- [Exercise prompt]: Give the number of lines that include the string "name", nothing more.

▬▬▬▬▬▬▬▬▬▬

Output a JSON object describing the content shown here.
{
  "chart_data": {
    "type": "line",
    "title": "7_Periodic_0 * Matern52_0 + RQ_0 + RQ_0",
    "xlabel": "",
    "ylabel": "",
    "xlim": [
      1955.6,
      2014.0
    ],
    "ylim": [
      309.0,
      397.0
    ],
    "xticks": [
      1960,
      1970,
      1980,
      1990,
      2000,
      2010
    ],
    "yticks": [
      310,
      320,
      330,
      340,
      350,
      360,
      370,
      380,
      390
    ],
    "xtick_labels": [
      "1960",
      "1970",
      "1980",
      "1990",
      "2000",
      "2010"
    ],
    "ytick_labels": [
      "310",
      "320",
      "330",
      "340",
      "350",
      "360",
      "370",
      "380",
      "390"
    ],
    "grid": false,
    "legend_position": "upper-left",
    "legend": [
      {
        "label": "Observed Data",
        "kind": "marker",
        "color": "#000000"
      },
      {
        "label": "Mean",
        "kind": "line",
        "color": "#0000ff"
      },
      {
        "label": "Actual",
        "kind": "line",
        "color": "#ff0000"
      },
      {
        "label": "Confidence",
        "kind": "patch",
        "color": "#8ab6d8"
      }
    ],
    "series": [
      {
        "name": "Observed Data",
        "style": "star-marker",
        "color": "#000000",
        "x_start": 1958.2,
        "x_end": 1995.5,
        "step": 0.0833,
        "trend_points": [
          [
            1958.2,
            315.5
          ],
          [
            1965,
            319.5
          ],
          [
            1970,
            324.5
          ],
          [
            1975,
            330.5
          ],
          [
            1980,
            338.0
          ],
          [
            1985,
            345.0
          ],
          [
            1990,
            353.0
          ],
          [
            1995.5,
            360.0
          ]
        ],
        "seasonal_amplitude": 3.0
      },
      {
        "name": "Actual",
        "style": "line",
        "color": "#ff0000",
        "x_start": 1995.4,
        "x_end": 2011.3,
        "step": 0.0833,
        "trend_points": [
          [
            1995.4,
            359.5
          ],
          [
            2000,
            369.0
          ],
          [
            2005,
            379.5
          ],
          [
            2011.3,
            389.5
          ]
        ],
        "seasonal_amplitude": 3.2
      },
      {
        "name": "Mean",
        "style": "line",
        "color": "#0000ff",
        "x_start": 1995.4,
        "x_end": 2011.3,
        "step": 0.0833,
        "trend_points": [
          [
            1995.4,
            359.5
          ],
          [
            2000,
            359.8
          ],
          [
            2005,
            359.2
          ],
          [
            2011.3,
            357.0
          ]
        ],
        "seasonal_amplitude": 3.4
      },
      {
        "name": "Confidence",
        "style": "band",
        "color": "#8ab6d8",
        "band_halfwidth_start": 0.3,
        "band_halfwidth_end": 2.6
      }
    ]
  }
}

▬▬▬▬▬▬▬▬▬▬

- [Exercise output]: 4